* [Exercise objective]
Wherever the word "structured" appears in a line, copy that line.

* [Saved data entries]
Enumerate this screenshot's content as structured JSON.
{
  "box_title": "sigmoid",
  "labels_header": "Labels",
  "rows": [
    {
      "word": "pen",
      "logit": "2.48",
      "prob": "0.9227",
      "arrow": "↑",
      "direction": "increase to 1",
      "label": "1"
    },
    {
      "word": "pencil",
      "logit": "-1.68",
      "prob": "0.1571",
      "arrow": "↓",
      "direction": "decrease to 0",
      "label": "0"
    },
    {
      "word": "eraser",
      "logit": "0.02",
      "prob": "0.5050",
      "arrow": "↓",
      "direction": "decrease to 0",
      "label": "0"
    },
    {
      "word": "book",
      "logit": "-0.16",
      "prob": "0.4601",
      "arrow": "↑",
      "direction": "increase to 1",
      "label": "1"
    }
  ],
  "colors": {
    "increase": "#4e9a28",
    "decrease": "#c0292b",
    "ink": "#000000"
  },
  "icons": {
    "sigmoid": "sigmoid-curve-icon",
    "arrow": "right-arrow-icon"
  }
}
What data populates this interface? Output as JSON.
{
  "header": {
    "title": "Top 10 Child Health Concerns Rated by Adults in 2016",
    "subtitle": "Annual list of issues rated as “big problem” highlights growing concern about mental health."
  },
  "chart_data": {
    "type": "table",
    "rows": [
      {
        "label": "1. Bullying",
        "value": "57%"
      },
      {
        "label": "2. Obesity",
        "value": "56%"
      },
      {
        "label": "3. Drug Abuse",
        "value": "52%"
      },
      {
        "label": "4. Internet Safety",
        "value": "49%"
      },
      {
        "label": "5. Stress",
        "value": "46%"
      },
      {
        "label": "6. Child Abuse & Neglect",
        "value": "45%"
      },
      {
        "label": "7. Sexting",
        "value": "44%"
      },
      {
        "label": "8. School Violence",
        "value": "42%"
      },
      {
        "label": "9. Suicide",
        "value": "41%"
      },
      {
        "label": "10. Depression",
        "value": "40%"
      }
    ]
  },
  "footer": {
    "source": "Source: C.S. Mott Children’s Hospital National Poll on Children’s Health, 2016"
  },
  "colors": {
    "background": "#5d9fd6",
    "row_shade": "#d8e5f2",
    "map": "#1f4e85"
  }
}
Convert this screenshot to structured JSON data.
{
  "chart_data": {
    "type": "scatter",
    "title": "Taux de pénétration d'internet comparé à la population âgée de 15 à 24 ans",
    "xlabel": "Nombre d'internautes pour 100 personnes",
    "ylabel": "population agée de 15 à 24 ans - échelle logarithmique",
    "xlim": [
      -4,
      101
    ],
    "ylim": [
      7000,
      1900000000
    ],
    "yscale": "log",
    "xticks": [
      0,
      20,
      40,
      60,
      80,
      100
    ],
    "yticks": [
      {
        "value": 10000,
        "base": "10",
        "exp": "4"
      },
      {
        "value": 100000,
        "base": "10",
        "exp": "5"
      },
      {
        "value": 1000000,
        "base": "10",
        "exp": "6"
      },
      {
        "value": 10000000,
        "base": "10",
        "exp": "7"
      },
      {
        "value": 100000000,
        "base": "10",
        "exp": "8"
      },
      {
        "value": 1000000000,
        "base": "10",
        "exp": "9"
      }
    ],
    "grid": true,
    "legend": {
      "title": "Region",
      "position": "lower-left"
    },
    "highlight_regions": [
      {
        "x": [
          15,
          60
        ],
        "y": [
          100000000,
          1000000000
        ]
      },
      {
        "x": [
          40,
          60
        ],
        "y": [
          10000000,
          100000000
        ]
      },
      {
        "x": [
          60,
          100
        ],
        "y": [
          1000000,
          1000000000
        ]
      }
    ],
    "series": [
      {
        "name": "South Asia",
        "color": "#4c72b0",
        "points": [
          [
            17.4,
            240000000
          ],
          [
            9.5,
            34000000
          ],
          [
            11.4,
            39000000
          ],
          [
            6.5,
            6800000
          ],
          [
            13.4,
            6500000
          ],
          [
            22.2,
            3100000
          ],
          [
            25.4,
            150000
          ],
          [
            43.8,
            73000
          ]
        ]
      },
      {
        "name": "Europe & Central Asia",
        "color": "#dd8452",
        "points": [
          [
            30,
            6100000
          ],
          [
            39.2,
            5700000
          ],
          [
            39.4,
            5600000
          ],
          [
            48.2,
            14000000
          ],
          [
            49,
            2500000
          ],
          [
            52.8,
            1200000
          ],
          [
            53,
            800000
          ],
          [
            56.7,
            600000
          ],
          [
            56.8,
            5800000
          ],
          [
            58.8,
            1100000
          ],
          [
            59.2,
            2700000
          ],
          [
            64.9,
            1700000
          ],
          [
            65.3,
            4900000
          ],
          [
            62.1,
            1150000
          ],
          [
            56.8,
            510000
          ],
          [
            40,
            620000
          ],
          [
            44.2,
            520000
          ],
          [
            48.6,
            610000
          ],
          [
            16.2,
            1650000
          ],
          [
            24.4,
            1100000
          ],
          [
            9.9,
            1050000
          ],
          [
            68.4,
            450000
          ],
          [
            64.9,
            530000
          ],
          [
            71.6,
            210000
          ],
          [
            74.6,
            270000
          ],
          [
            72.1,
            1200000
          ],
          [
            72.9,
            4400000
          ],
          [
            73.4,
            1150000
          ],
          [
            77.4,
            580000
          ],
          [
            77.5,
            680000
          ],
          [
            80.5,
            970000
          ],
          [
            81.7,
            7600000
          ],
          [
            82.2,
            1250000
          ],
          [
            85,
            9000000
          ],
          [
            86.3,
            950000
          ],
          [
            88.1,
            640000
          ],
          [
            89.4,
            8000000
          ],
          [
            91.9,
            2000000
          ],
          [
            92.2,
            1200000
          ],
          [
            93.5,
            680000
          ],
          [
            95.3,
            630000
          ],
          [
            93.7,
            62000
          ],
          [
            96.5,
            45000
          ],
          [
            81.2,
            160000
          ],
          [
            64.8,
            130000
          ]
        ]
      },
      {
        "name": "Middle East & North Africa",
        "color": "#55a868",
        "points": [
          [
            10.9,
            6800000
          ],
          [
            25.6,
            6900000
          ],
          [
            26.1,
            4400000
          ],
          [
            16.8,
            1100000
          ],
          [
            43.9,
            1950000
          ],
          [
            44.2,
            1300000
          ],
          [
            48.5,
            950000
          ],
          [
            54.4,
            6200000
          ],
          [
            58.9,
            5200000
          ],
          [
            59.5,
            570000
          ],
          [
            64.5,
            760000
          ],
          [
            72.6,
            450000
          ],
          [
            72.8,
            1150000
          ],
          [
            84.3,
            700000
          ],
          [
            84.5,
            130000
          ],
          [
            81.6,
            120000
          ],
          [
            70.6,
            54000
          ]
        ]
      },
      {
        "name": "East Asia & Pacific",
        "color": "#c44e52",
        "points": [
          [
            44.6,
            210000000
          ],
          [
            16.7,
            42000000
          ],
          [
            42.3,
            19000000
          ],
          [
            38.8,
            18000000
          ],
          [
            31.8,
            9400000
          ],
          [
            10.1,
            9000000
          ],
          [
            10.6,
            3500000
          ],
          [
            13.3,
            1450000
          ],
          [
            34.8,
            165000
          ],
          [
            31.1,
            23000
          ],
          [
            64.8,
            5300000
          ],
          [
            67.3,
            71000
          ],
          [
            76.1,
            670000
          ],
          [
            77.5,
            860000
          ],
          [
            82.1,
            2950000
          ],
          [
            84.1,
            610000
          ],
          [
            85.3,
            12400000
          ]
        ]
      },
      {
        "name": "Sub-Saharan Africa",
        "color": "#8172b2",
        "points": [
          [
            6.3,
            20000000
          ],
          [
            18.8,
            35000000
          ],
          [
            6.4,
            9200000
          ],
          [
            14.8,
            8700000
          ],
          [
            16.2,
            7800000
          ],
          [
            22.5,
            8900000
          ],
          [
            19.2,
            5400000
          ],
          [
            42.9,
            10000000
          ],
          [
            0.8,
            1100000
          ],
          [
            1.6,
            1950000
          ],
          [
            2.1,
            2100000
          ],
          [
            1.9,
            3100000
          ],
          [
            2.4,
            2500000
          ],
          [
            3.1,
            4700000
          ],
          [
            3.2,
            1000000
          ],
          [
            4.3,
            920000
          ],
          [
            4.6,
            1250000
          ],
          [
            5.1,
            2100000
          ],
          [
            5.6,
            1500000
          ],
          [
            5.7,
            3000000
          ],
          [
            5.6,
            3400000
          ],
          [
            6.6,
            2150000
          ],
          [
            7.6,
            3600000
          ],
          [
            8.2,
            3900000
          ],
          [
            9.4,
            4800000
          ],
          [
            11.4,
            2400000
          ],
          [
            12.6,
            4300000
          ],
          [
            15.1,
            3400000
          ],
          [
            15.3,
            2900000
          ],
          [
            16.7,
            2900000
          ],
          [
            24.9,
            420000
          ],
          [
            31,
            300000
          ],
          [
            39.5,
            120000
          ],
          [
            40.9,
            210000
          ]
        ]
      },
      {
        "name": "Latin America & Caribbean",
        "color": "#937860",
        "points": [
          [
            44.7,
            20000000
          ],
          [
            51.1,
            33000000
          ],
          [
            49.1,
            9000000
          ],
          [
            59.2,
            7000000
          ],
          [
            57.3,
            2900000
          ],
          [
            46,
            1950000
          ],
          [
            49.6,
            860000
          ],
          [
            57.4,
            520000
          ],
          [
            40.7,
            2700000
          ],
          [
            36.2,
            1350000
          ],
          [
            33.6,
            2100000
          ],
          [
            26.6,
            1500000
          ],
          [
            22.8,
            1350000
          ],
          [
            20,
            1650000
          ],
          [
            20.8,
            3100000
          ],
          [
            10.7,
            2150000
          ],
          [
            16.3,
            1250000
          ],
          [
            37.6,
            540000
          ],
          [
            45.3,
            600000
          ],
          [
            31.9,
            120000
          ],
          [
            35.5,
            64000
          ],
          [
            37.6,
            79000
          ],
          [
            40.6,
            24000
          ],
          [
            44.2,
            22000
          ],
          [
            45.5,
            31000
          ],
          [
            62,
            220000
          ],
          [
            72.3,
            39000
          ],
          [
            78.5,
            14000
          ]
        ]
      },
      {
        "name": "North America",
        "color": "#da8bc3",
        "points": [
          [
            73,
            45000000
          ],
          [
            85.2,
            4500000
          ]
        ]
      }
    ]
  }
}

* [Response to the exercise]
Enumerate this screenshot's content as structured JSON.
Convert this screenshot to structured JSON data.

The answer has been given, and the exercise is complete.